◆ **Given exercise**: Without the pictures, copy all the entries below exactly.

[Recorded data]
>> Start

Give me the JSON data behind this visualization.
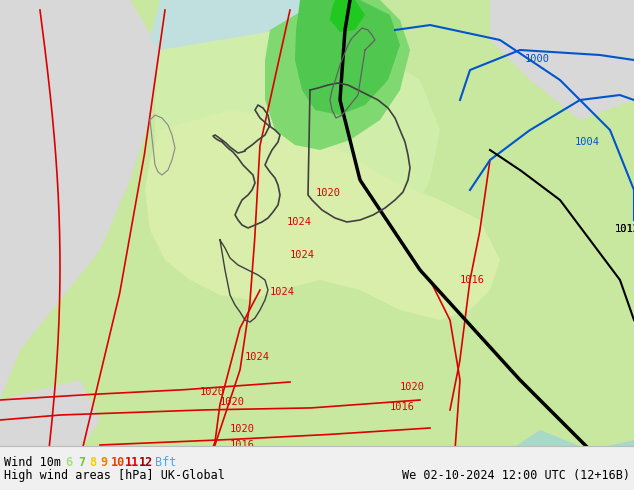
{
  "title_left": "High wind areas [hPa] UK-Global",
  "title_right": "We 02-10-2024 12:00 UTC (12+16B)",
  "subtitle_left": "Wind 10m",
  "legend_numbers": [
    "6",
    "7",
    "8",
    "9",
    "10",
    "11",
    "12"
  ],
  "legend_colors": [
    "#a8e080",
    "#70c830",
    "#f0d000",
    "#f08000",
    "#f04000",
    "#e00000",
    "#a00000"
  ],
  "legend_suffix": "Bft",
  "figsize": [
    6.34,
    4.9
  ],
  "dpi": 100,
  "land_color": "#c8e8a0",
  "sea_color_left": "#d8d8d8",
  "sea_color_right": "#c8e8d8",
  "green_light": "#b8e8b0",
  "green_medium": "#80d870",
  "green_dark": "#20c820",
  "isobar_red": "#dd0000",
  "isobar_blue": "#0055cc",
  "isobar_black": "#000000",
  "border_color": "#404040",
  "footer_bg": "#f0f0f0",
  "footer_line": "#aaaaaa",
  "text_color": "#000000"
}
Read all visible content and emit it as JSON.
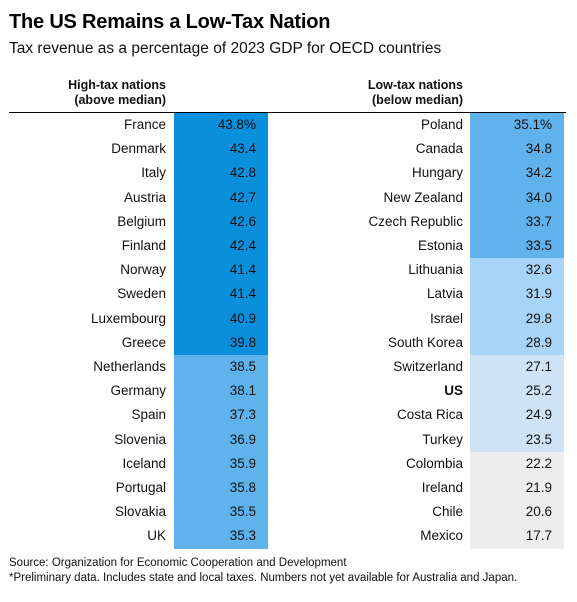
{
  "title": "The US Remains a Low-Tax Nation",
  "subtitle": "Tax revenue as a percentage of 2023 GDP for OECD countries",
  "headers": {
    "left": [
      "High-tax nations",
      "(above median)"
    ],
    "right": [
      "Low-tax nations",
      "(below median)"
    ]
  },
  "colors": {
    "tier1": "#0a8fdd",
    "tier2": "#5fb2ec",
    "tier3": "#a8d4f7",
    "tier4": "#cfe3f6",
    "tier5": "#ededed"
  },
  "source": "Source: Organization for Economic Cooperation and Development",
  "note": "*Preliminary data. Includes state and local taxes. Numbers not yet available for Australia and Japan.",
  "chart_data": {
    "type": "table",
    "title": "The US Remains a Low-Tax Nation",
    "subtitle": "Tax revenue as a percentage of 2023 GDP for OECD countries",
    "unit": "%",
    "groups": [
      {
        "name": "High-tax nations (above median)",
        "rows": [
          {
            "country": "France",
            "value": 43.8,
            "label": "43.8%",
            "tier": 1
          },
          {
            "country": "Denmark",
            "value": 43.4,
            "label": "43.4",
            "tier": 1
          },
          {
            "country": "Italy",
            "value": 42.8,
            "label": "42.8",
            "tier": 1
          },
          {
            "country": "Austria",
            "value": 42.7,
            "label": "42.7",
            "tier": 1
          },
          {
            "country": "Belgium",
            "value": 42.6,
            "label": "42.6",
            "tier": 1
          },
          {
            "country": "Finland",
            "value": 42.4,
            "label": "42.4",
            "tier": 1
          },
          {
            "country": "Norway",
            "value": 41.4,
            "label": "41.4",
            "tier": 1
          },
          {
            "country": "Sweden",
            "value": 41.4,
            "label": "41.4",
            "tier": 1
          },
          {
            "country": "Luxembourg",
            "value": 40.9,
            "label": "40.9",
            "tier": 1
          },
          {
            "country": "Greece",
            "value": 39.8,
            "label": "39.8",
            "tier": 1
          },
          {
            "country": "Netherlands",
            "value": 38.5,
            "label": "38.5",
            "tier": 2
          },
          {
            "country": "Germany",
            "value": 38.1,
            "label": "38.1",
            "tier": 2
          },
          {
            "country": "Spain",
            "value": 37.3,
            "label": "37.3",
            "tier": 2
          },
          {
            "country": "Slovenia",
            "value": 36.9,
            "label": "36.9",
            "tier": 2
          },
          {
            "country": "Iceland",
            "value": 35.9,
            "label": "35.9",
            "tier": 2
          },
          {
            "country": "Portugal",
            "value": 35.8,
            "label": "35.8",
            "tier": 2
          },
          {
            "country": "Slovakia",
            "value": 35.5,
            "label": "35.5",
            "tier": 2
          },
          {
            "country": "UK",
            "value": 35.3,
            "label": "35.3",
            "tier": 2
          }
        ]
      },
      {
        "name": "Low-tax nations (below median)",
        "rows": [
          {
            "country": "Poland",
            "value": 35.1,
            "label": "35.1%",
            "tier": 2
          },
          {
            "country": "Canada",
            "value": 34.8,
            "label": "34.8",
            "tier": 2
          },
          {
            "country": "Hungary",
            "value": 34.2,
            "label": "34.2",
            "tier": 2
          },
          {
            "country": "New Zealand",
            "value": 34.0,
            "label": "34.0",
            "tier": 2
          },
          {
            "country": "Czech Republic",
            "value": 33.7,
            "label": "33.7",
            "tier": 2
          },
          {
            "country": "Estonia",
            "value": 33.5,
            "label": "33.5",
            "tier": 2
          },
          {
            "country": "Lithuania",
            "value": 32.6,
            "label": "32.6",
            "tier": 3
          },
          {
            "country": "Latvia",
            "value": 31.9,
            "label": "31.9",
            "tier": 3
          },
          {
            "country": "Israel",
            "value": 29.8,
            "label": "29.8",
            "tier": 3
          },
          {
            "country": "South Korea",
            "value": 28.9,
            "label": "28.9",
            "tier": 3
          },
          {
            "country": "Switzerland",
            "value": 27.1,
            "label": "27.1",
            "tier": 4
          },
          {
            "country": "US",
            "value": 25.2,
            "label": "25.2",
            "tier": 4,
            "highlight": true
          },
          {
            "country": "Costa Rica",
            "value": 24.9,
            "label": "24.9",
            "tier": 4
          },
          {
            "country": "Turkey",
            "value": 23.5,
            "label": "23.5",
            "tier": 4
          },
          {
            "country": "Colombia",
            "value": 22.2,
            "label": "22.2",
            "tier": 5
          },
          {
            "country": "Ireland",
            "value": 21.9,
            "label": "21.9",
            "tier": 5
          },
          {
            "country": "Chile",
            "value": 20.6,
            "label": "20.6",
            "tier": 5
          },
          {
            "country": "Mexico",
            "value": 17.7,
            "label": "17.7",
            "tier": 5
          }
        ]
      }
    ]
  }
}
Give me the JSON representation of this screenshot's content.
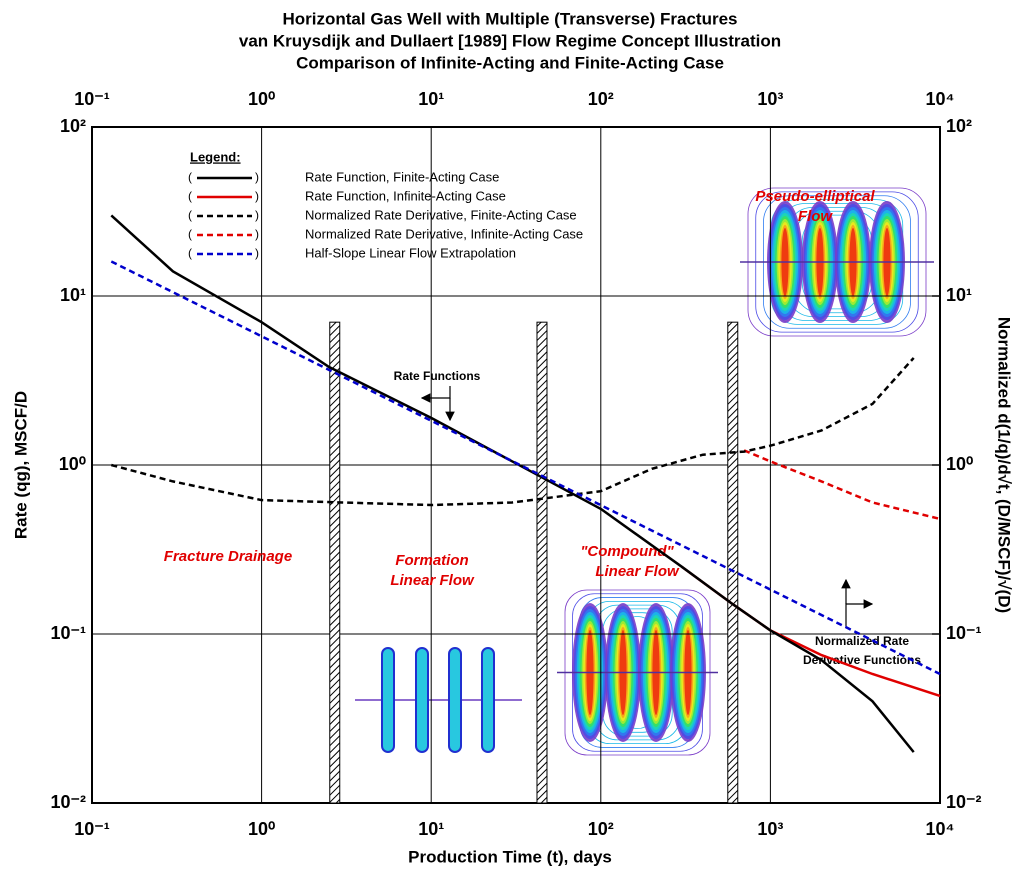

>> End

◆ **Answer to this problem**:
Give me the JSON data behind this visualization.
{
  "title_left": "High wind areas [hPa] UK-Global",
  "title_right": "We 02-10-2024 12:00 UTC (12+16B)",
  "subtitle_left": "Wind 10m",
  "legend_numbers": [
    "6",
    "7",
    "8",
    "9",
    "10",
    "11",
    "12"
  ],
  "legend_colors": [
    "#a8e080",
    "#70c830",
    "#f0d000",
    "#f08000",
    "#f04000",
    "#e00000",
    "#a00000"
  ],
  "legend_suffix": "Bft",
  "figsize": [
    6.34,
    4.9
  ],
  "dpi": 100,
  "land_color": "#c8e8a0",
  "sea_color_left": "#d8d8d8",
  "sea_color_right": "#c8e8d8",
  "green_light": "#b8e8b0",
  "green_medium": "#80d870",
  "green_dark": "#20c820",
  "isobar_red": "#dd0000",
  "isobar_blue": "#0055cc",
  "isobar_black": "#000000",
  "border_color": "#404040",
  "footer_bg": "#f0f0f0",
  "footer_line": "#aaaaaa",
  "text_color": "#000000"
}
Read all visible content and emit it as JSON.
{
  "title": "The US Remains a Low-Tax Nation",
  "subtitle": "Tax revenue as a percentage of 2023 GDP for OECD countries",
  "headers": {
    "left": [
      "High-tax nations",
      "(above median)"
    ],
    "right": [
      "Low-tax nations",
      "(below median)"
    ]
  },
  "colors": {
    "tier1": "#0a8fdd",
    "tier2": "#5fb2ec",
    "tier3": "#a8d4f7",
    "tier4": "#cfe3f6",
    "tier5": "#ededed"
  },
  "source": "Source: Organization for Economic Cooperation and Development",
  "note": "*Preliminary data. Includes state and local taxes. Numbers not yet available for Australia and Japan.",
  "chart_data": {
    "type": "table",
    "title": "The US Remains a Low-Tax Nation",
    "subtitle": "Tax revenue as a percentage of 2023 GDP for OECD countries",
    "unit": "%",
    "groups": [
      {
        "name": "High-tax nations (above median)",
        "rows": [
          {
            "country": "France",
            "value": 43.8,
            "label": "43.8%",
            "tier": 1
          },
          {
            "country": "Denmark",
            "value": 43.4,
            "label": "43.4",
            "tier": 1
          },
          {
            "country": "Italy",
            "value": 42.8,
            "label": "42.8",
            "tier": 1
          },
          {
            "country": "Austria",
            "value": 42.7,
            "label": "42.7",
            "tier": 1
          },
          {
            "country": "Belgium",
            "value": 42.6,
            "label": "42.6",
            "tier": 1
          },
          {
            "country": "Finland",
            "value": 42.4,
            "label": "42.4",
            "tier": 1
          },
          {
            "country": "Norway",
            "value": 41.4,
            "label": "41.4",
            "tier": 1
          },
          {
            "country": "Sweden",
            "value": 41.4,
            "label": "41.4",
            "tier": 1
          },
          {
            "country": "Luxembourg",
            "value": 40.9,
            "label": "40.9",
            "tier": 1
          },
          {
            "country": "Greece",
            "value": 39.8,
            "label": "39.8",
            "tier": 1
          },
          {
            "country": "Netherlands",
            "value": 38.5,
            "label": "38.5",
            "tier": 2
          },
          {
            "country": "Germany",
            "value": 38.1,
            "label": "38.1",
            "tier": 2
          },
          {
            "country": "Spain",
            "value": 37.3,
            "label": "37.3",
            "tier": 2
          },
          {
            "country": "Slovenia",
            "value": 36.9,
            "label": "36.9",
            "tier": 2
          },
          {
            "country": "Iceland",
            "value": 35.9,
            "label": "35.9",
            "tier": 2
          },
          {
            "country": "Portugal",
            "value": 35.8,
            "label": "35.8",
            "tier": 2
          },
          {
            "country": "Slovakia",
            "value": 35.5,
            "label": "35.5",
            "tier": 2
          },
          {
            "country": "UK",
            "value": 35.3,
            "label": "35.3",
            "tier": 2
          }
        ]
      },
      {
        "name": "Low-tax nations (below median)",
        "rows": [
          {
            "country": "Poland",
            "value": 35.1,
            "label": "35.1%",
            "tier": 2
          },
          {
            "country": "Canada",
            "value": 34.8,
            "label": "34.8",
            "tier": 2
          },
          {
            "country": "Hungary",
            "value": 34.2,
            "label": "34.2",
            "tier": 2
          },
          {
            "country": "New Zealand",
            "value": 34.0,
            "label": "34.0",
            "tier": 2
          },
          {
            "country": "Czech Republic",
            "value": 33.7,
            "label": "33.7",
            "tier": 2
          },
          {
            "country": "Estonia",
            "value": 33.5,
            "label": "33.5",
            "tier": 2
          },
          {
            "country": "Lithuania",
            "value": 32.6,
            "label": "32.6",
            "tier": 3
          },
          {
            "country": "Latvia",
            "value": 31.9,
            "label": "31.9",
            "tier": 3
          },
          {
            "country": "Israel",
            "value": 29.8,
            "label": "29.8",
            "tier": 3
          },
          {
            "country": "South Korea",
            "value": 28.9,
            "label": "28.9",
            "tier": 3
          },
          {
            "country": "Switzerland",
            "value": 27.1,
            "label": "27.1",
            "tier": 4
          },
          {
            "country": "US",
            "value": 25.2,
            "label": "25.2",
            "tier": 4,
            "highlight": true
          },
          {
            "country": "Costa Rica",
            "value": 24.9,
            "label": "24.9",
            "tier": 4
          },
          {
            "country": "Turkey",
            "value": 23.5,
            "label": "23.5",
            "tier": 4
          },
          {
            "country": "Colombia",
            "value": 22.2,
            "label": "22.2",
            "tier": 5
          },
          {
            "country": "Ireland",
            "value": 21.9,
            "label": "21.9",
            "tier": 5
          },
          {
            "country": "Chile",
            "value": 20.6,
            "label": "20.6",
            "tier": 5
          },
          {
            "country": "Mexico",
            "value": 17.7,
            "label": "17.7",
            "tier": 5
          }
        ]
      }
    ]
  }
}
Give me the JSON representation of this screenshot's content.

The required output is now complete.